(WHAT IS NEEDED): Find the lines that hold the word "Hill" and return them.

(DATA FOR THIS EXERCISE):
:::::

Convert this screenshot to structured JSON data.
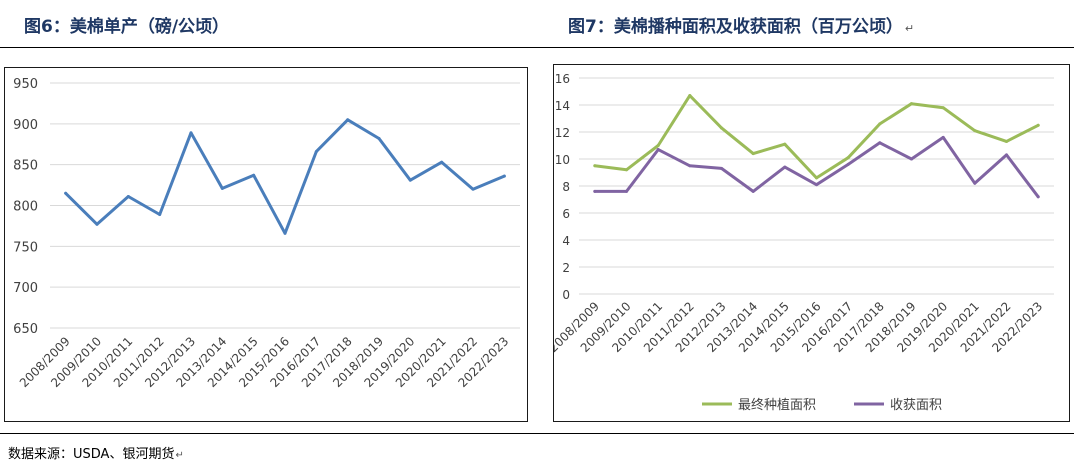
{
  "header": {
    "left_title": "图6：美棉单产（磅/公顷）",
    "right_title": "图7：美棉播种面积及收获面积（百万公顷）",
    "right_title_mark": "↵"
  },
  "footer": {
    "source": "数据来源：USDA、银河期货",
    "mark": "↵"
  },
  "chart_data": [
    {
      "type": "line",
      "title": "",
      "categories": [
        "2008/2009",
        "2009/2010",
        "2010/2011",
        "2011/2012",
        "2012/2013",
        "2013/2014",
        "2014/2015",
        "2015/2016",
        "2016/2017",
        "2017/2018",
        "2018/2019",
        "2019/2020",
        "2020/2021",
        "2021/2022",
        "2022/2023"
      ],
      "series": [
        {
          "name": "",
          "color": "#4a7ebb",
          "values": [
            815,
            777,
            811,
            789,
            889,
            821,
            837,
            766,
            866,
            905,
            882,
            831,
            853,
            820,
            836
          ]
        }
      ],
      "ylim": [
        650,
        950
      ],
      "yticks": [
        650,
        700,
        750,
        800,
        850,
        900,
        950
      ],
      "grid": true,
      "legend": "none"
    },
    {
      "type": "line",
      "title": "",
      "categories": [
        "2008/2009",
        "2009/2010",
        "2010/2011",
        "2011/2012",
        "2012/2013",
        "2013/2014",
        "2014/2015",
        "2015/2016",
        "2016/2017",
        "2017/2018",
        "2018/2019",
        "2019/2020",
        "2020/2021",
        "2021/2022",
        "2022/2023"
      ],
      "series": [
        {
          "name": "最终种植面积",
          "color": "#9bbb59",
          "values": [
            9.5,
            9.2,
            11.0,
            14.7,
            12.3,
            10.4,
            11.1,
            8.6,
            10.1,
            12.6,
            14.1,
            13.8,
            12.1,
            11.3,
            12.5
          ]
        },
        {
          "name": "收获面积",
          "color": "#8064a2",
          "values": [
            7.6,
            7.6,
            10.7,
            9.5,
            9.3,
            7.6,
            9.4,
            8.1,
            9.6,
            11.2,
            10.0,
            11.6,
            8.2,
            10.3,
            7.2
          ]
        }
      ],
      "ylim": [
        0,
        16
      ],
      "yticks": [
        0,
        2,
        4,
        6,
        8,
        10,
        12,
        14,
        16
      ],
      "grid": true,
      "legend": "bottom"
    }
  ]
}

:::::

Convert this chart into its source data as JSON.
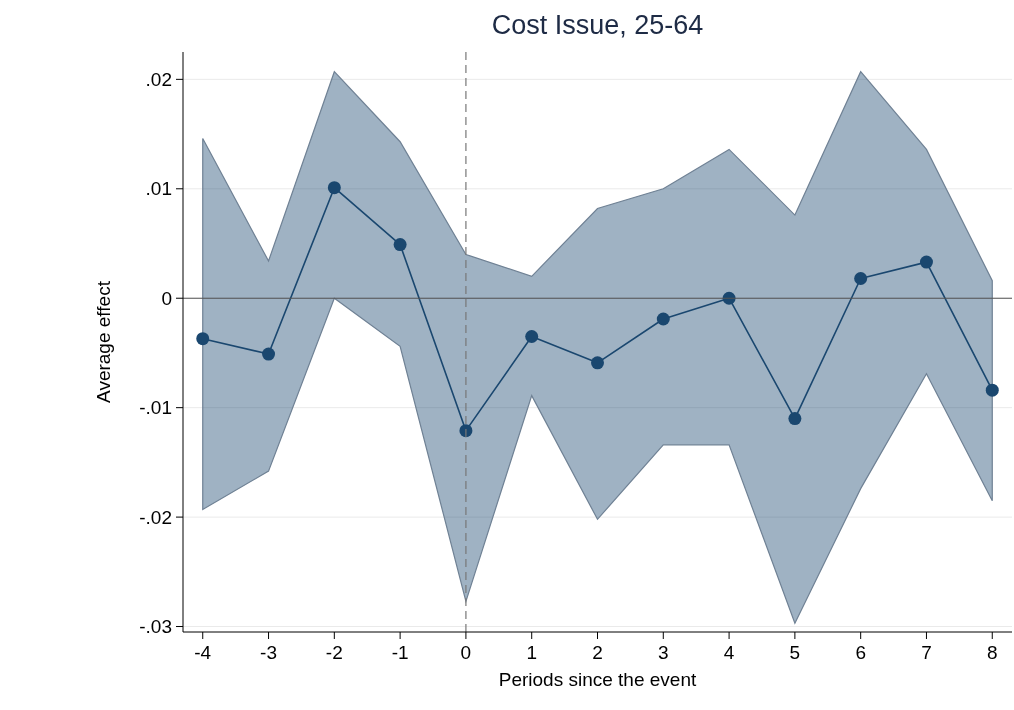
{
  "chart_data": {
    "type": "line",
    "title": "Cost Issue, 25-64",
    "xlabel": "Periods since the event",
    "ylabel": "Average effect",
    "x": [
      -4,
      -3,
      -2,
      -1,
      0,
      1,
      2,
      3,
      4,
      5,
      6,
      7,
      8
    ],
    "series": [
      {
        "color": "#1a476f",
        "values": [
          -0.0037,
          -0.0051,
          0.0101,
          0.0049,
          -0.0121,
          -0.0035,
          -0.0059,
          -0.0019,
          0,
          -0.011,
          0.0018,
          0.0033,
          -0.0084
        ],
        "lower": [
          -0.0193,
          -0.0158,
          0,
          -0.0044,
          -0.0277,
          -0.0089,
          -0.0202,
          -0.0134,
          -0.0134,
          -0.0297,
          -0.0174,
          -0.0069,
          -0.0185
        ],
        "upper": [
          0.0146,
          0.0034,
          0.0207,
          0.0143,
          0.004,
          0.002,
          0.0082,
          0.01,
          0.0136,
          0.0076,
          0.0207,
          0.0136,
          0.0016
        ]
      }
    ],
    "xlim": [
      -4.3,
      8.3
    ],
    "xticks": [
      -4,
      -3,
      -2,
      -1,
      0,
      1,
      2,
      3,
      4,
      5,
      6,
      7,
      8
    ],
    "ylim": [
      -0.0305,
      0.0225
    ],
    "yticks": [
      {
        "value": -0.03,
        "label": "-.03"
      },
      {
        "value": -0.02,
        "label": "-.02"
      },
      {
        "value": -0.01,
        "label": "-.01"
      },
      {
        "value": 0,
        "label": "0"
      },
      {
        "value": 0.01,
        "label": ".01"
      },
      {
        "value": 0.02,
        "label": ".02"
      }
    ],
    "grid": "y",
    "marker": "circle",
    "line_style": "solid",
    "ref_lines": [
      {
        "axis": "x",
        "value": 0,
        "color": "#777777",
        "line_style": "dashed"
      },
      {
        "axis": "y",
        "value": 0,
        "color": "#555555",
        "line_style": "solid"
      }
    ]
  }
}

:::::

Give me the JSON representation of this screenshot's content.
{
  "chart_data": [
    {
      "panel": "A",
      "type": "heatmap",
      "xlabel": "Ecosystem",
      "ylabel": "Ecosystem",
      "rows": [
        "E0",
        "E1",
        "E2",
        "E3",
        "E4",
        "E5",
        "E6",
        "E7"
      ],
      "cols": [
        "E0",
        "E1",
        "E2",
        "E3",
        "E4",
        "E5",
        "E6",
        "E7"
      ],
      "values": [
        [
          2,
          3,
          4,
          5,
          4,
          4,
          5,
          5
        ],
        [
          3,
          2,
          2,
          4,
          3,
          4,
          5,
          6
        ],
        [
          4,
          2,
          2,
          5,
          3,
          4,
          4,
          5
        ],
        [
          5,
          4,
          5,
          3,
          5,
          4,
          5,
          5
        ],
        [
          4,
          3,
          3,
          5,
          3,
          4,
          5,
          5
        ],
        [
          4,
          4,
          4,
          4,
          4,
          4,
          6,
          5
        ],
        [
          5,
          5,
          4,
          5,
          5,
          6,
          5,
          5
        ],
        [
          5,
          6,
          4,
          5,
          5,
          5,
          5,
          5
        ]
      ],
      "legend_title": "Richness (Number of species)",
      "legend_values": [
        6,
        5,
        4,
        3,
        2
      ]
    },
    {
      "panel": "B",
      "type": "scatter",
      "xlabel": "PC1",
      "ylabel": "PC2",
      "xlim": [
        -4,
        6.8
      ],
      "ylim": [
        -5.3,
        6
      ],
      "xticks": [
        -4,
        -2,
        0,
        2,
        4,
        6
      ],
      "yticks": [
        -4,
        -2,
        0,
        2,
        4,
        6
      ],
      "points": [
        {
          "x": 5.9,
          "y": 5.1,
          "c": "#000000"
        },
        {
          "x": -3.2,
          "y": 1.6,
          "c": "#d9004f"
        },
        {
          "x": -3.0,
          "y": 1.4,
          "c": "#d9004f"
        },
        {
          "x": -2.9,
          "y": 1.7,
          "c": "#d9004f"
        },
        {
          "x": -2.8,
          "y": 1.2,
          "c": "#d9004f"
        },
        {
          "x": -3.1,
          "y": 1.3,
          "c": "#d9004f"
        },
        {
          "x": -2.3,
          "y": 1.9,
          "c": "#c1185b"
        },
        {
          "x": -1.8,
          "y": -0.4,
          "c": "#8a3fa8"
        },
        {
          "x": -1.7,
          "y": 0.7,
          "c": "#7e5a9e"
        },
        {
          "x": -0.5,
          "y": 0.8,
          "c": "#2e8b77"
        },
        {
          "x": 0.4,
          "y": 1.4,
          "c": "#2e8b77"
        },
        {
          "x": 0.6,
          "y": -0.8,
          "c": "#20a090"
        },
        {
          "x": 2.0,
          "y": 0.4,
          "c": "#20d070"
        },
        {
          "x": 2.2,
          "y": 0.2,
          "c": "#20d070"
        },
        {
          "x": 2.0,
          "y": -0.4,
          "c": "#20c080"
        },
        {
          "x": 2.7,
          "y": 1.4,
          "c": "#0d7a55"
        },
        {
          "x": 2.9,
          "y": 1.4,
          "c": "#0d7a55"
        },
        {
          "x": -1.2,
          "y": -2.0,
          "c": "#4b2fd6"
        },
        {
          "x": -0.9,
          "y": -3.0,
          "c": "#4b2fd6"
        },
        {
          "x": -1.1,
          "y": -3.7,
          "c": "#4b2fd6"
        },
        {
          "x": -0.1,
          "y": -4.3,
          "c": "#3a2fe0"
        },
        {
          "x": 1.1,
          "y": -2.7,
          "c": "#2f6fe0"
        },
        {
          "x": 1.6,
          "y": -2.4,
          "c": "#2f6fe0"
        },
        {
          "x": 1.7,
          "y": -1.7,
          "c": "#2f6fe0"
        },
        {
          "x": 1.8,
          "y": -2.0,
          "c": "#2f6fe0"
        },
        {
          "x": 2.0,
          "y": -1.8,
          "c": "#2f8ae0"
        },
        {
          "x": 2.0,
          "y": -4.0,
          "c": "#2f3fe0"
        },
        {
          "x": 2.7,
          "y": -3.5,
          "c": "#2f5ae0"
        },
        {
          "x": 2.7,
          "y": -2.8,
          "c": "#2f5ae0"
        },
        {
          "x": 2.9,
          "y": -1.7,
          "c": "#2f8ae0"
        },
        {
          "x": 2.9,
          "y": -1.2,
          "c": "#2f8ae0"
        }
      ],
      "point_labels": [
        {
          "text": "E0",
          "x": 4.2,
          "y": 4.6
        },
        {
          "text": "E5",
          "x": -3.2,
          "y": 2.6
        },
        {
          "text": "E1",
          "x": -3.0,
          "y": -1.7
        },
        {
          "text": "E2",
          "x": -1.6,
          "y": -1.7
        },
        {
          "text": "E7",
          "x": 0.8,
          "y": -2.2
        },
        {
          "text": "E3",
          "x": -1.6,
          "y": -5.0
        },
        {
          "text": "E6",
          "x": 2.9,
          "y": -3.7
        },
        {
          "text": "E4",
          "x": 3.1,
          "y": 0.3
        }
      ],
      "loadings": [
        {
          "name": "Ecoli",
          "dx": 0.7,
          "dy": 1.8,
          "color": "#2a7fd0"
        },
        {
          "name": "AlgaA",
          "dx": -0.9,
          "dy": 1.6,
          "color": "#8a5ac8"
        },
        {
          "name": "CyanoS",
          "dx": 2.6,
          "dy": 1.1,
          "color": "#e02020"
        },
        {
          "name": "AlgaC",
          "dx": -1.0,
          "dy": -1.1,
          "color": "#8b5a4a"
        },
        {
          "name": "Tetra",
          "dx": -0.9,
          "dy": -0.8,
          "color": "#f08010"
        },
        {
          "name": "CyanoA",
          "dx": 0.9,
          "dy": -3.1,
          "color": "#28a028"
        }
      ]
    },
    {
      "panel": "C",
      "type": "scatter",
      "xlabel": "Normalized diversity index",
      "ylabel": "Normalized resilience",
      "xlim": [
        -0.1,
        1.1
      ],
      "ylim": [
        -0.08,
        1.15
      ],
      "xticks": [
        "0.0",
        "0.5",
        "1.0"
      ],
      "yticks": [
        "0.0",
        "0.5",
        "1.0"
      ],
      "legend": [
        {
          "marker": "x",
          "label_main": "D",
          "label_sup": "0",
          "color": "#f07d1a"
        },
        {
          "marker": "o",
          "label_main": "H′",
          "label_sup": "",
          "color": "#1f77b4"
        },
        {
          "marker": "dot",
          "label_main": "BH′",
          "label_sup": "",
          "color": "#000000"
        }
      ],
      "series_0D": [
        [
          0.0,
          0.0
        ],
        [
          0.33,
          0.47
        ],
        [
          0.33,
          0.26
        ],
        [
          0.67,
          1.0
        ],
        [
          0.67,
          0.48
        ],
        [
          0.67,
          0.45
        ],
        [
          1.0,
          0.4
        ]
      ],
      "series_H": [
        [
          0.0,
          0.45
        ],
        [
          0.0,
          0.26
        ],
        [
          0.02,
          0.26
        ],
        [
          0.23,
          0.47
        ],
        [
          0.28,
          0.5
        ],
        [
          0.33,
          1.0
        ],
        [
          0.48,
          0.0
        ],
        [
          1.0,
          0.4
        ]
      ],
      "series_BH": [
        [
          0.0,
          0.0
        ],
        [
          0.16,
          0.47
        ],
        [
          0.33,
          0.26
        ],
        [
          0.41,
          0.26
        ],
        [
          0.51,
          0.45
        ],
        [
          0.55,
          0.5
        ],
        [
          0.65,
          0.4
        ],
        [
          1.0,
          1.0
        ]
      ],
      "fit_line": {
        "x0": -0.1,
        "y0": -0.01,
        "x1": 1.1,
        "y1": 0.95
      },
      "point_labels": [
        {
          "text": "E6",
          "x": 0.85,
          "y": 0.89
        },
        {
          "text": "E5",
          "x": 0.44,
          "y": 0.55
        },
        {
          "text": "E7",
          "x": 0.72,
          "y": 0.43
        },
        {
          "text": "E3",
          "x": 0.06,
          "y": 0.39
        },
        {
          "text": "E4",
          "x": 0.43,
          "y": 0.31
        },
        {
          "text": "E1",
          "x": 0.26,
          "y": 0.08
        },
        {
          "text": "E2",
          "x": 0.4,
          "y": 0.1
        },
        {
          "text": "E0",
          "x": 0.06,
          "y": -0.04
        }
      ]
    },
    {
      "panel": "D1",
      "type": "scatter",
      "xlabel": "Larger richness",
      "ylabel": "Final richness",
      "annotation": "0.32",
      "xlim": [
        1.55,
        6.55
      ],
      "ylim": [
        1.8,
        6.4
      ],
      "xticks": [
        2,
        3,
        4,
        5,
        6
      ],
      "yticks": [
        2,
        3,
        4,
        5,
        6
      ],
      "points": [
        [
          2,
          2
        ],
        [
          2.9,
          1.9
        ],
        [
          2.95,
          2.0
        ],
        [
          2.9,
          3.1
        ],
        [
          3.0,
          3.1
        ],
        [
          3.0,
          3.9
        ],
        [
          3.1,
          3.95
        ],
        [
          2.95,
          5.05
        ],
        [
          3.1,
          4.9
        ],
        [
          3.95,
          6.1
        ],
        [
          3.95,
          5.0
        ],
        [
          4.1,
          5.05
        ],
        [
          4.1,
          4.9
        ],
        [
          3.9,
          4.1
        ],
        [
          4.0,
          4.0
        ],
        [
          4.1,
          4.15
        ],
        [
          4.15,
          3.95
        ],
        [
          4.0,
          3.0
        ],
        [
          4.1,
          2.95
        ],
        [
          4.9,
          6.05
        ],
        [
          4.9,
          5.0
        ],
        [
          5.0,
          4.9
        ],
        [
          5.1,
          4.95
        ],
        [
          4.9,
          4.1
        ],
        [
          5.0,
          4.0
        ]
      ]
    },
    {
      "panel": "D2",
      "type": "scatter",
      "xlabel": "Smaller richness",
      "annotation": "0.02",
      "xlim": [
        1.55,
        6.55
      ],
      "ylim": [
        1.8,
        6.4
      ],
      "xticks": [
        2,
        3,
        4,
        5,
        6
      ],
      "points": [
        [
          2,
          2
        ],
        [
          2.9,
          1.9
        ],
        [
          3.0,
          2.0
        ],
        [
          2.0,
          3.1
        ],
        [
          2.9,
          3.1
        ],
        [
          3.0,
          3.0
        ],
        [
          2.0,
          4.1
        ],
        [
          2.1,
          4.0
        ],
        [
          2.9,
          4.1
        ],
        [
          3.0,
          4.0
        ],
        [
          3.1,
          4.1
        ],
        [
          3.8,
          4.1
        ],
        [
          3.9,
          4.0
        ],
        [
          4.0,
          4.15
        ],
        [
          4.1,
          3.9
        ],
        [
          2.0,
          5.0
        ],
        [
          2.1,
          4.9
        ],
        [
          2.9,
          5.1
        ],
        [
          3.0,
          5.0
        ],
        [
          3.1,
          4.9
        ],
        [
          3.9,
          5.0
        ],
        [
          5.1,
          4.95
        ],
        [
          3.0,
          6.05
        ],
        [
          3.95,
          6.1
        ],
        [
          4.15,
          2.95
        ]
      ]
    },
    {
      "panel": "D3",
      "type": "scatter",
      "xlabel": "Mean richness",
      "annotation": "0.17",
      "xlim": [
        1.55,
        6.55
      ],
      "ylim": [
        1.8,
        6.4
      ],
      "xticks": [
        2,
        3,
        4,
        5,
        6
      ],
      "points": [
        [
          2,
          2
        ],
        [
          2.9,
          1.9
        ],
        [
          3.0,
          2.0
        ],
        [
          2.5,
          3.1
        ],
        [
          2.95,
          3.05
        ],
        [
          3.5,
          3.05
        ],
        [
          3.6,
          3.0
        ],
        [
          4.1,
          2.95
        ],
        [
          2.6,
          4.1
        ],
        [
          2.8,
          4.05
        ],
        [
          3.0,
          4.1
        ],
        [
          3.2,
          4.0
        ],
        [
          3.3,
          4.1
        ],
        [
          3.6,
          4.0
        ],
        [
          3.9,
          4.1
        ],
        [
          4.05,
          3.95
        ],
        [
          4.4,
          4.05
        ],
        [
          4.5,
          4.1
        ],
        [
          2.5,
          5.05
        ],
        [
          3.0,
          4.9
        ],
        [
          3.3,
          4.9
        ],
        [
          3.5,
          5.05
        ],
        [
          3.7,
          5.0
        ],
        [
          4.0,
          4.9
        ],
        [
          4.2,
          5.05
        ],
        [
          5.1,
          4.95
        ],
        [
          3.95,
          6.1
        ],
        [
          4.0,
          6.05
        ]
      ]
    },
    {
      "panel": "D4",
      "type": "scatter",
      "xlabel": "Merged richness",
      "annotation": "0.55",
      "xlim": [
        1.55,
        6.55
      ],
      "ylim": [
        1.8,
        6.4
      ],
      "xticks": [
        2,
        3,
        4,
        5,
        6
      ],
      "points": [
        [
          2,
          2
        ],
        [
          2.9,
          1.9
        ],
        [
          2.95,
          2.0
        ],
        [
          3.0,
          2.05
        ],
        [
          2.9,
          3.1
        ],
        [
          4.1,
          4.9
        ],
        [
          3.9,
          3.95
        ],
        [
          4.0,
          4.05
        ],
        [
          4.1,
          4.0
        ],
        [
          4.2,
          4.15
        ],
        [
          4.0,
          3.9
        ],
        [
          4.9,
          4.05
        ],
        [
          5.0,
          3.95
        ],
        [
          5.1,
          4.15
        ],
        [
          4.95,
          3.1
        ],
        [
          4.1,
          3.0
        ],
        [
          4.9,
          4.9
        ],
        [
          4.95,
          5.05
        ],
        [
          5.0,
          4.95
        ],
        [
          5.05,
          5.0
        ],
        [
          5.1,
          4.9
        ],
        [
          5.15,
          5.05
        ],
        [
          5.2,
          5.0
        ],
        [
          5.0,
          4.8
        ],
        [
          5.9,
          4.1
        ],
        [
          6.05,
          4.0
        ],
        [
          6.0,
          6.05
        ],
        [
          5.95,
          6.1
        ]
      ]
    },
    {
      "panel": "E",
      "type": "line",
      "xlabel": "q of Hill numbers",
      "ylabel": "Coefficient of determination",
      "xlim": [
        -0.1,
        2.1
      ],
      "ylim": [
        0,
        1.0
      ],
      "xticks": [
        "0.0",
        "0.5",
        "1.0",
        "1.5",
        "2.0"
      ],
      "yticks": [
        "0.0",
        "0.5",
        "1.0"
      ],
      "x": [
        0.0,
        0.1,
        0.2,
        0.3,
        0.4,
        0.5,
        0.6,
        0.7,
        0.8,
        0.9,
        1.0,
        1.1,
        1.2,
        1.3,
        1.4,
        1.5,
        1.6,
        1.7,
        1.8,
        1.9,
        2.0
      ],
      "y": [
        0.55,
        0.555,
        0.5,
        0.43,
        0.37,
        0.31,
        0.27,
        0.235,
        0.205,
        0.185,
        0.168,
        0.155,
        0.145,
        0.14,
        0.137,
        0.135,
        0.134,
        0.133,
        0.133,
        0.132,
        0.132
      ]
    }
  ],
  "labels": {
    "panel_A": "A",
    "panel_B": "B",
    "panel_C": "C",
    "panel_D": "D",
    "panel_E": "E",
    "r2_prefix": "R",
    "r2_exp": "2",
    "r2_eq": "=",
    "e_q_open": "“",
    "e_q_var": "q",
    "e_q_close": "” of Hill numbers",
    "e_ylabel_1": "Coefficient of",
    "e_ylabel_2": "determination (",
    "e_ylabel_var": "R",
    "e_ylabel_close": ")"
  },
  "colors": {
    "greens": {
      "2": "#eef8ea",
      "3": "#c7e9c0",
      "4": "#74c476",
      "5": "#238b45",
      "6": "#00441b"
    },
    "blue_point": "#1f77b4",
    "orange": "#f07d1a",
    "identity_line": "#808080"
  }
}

:::::

(FULL RESPONSE):
      "xlabel": "q of Hill numbers",
    "e_q_close": "” of Hill numbers",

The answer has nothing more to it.